Hunt for the word "JSON" across the entries below, copying each line that holds it.

____

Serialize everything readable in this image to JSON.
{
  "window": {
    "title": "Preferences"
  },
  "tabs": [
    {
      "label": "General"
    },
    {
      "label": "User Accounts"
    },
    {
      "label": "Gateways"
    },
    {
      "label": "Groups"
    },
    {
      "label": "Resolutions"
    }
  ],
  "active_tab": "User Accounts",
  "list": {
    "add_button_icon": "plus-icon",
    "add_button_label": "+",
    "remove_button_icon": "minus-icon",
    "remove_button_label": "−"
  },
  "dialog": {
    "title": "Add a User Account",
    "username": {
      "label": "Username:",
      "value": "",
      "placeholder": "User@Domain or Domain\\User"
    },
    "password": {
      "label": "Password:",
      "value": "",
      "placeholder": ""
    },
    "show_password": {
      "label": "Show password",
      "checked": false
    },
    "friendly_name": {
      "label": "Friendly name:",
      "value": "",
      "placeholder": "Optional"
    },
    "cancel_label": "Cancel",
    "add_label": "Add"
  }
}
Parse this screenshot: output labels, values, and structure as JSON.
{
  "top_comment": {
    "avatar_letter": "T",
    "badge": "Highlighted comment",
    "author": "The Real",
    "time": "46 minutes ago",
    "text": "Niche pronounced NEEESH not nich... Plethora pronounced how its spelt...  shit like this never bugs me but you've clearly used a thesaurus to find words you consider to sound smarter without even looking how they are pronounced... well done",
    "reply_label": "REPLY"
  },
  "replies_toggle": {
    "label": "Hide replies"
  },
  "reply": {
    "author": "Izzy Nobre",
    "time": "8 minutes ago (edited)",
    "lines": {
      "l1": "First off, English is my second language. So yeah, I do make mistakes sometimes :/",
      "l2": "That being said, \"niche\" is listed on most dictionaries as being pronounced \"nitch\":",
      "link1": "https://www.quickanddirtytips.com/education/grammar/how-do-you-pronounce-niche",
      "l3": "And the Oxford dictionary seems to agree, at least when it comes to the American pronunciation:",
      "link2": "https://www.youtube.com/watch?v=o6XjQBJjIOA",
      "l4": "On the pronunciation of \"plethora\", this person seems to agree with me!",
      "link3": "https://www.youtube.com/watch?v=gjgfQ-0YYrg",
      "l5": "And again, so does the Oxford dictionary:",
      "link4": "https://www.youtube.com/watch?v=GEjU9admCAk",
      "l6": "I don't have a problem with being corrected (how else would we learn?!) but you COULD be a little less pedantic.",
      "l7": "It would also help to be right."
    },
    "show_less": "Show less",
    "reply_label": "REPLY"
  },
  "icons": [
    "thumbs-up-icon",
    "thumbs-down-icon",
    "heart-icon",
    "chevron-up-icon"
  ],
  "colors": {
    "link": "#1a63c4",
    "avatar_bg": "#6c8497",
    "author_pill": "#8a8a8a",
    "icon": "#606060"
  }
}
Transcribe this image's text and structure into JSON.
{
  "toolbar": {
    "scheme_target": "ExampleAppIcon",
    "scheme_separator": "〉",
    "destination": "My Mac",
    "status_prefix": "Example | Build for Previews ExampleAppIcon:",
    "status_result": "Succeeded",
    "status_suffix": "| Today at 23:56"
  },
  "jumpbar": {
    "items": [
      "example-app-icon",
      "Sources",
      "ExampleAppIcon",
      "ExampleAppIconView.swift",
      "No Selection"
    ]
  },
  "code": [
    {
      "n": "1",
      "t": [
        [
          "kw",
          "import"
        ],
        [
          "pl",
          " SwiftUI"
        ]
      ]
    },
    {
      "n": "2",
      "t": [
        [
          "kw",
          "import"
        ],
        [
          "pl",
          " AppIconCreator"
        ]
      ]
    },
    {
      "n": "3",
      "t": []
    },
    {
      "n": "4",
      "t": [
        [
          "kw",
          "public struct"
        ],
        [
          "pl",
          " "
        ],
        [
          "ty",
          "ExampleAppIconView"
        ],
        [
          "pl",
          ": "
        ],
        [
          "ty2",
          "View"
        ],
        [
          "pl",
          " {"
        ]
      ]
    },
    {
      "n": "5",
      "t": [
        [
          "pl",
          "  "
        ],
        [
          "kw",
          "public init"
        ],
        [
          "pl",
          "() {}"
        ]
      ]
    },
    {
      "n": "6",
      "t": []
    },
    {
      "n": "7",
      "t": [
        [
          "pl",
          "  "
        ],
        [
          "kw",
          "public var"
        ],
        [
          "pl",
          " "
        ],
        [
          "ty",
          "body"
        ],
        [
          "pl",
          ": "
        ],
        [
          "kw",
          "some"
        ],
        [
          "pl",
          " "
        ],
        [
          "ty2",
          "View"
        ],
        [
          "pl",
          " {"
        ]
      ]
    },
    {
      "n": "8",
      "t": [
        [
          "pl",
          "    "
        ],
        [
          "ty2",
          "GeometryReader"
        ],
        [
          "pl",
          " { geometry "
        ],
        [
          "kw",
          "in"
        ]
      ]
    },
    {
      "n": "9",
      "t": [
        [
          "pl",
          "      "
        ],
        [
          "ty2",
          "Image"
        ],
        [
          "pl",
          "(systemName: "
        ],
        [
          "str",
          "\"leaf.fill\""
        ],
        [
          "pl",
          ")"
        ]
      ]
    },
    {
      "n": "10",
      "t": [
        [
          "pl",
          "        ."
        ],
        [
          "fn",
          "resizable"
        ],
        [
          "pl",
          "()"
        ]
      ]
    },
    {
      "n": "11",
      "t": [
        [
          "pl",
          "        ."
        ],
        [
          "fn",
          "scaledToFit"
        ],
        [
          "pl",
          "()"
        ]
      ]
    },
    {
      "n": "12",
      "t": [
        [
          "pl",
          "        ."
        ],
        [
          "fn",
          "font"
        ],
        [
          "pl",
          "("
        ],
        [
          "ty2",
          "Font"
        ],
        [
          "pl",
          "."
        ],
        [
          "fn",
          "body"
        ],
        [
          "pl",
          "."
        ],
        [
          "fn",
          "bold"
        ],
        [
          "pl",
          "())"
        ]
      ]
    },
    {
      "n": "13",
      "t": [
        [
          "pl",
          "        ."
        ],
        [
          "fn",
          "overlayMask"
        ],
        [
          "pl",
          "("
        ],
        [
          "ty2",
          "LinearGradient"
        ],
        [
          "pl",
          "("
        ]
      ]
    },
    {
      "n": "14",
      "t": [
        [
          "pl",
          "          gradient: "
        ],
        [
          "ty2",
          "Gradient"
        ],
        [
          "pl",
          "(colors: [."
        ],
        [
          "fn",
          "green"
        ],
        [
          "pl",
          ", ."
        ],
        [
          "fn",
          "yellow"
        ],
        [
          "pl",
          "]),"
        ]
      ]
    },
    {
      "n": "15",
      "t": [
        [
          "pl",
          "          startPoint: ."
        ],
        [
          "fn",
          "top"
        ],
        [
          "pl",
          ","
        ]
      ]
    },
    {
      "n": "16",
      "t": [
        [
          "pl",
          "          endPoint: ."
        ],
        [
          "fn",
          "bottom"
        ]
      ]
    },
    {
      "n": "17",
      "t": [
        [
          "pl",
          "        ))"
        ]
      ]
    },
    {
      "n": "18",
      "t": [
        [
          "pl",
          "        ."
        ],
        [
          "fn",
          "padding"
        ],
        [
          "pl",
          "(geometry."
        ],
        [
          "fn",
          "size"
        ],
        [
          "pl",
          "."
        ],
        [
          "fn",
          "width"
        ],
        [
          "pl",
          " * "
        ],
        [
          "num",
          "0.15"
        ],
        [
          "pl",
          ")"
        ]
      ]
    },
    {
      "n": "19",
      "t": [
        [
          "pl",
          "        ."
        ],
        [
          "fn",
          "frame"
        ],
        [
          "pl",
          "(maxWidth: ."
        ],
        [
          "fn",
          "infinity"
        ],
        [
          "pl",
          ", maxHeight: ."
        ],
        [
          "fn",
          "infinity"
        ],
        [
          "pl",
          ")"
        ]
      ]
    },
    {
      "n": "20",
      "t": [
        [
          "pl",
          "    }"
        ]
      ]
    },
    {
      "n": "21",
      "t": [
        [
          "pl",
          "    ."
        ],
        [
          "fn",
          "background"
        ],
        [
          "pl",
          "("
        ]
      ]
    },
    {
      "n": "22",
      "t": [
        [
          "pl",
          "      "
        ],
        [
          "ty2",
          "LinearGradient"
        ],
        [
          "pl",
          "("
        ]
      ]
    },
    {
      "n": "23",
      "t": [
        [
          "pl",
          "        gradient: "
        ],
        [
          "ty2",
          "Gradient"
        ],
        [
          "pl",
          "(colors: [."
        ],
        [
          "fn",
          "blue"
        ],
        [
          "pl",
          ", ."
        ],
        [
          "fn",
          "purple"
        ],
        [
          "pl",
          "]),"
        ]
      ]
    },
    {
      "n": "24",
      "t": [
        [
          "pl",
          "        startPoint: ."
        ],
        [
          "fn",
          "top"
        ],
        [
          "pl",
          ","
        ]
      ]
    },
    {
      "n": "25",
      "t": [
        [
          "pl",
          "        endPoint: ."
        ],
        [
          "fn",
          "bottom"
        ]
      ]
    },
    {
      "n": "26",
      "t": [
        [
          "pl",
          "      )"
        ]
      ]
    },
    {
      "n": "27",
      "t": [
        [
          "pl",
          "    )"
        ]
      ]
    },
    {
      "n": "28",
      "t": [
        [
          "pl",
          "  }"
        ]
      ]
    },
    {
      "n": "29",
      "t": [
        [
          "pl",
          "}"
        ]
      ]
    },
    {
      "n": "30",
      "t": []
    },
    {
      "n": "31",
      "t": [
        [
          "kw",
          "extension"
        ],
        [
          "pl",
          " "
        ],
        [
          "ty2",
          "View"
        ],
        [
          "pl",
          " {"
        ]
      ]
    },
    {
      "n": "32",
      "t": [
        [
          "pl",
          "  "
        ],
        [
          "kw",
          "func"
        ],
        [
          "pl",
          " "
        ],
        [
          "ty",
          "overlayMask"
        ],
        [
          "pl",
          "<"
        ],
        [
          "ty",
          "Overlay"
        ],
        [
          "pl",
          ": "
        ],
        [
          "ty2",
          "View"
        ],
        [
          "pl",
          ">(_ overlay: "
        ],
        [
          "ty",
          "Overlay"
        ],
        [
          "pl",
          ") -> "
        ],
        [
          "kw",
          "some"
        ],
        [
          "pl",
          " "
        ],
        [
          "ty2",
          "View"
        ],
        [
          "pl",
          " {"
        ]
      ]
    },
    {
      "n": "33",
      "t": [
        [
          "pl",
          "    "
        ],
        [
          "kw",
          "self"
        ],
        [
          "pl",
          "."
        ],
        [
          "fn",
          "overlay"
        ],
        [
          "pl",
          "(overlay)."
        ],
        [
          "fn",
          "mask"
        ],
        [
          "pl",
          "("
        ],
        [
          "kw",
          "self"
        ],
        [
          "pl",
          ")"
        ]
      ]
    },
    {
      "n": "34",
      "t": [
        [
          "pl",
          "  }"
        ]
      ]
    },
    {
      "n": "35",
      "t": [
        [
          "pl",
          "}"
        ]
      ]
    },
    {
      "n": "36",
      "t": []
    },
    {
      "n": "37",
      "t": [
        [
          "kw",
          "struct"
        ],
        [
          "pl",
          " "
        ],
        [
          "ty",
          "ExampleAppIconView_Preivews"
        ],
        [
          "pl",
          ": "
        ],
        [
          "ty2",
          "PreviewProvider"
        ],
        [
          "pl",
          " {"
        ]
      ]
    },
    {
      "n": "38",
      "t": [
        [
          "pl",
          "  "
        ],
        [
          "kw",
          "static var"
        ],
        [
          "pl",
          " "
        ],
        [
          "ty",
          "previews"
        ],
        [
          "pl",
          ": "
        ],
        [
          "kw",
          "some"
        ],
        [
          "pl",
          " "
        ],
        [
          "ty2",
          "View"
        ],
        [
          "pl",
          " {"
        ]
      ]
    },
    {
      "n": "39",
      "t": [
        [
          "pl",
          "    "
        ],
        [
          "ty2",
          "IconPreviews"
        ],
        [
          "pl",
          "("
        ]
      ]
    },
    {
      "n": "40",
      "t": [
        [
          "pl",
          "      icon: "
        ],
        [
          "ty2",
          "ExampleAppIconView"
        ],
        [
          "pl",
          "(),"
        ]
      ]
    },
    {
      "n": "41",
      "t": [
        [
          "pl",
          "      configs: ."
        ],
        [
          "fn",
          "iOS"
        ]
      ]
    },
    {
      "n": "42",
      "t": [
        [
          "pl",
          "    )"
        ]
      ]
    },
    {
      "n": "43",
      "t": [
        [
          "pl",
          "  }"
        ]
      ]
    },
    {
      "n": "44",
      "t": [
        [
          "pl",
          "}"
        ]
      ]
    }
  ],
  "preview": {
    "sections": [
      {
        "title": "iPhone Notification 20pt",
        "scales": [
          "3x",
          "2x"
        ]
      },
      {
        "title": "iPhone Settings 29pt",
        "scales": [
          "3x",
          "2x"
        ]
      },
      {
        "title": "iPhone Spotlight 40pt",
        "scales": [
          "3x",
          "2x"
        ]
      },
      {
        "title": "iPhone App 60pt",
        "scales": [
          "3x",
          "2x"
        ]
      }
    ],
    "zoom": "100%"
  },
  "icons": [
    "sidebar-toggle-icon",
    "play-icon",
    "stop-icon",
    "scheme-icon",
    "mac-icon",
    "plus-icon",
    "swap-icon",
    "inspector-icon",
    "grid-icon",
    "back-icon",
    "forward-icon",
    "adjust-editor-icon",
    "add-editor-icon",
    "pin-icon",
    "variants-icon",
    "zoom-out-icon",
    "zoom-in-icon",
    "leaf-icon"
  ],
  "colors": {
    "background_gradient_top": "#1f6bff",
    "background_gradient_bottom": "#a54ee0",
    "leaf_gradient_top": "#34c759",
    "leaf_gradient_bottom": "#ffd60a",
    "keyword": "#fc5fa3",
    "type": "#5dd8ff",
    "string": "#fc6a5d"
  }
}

____

- Answer to this exercise:
Serialize everything readable in this image to JSON.
Parse this screenshot: output labels, values, and structure as JSON.
Transcribe this image's text and structure into JSON.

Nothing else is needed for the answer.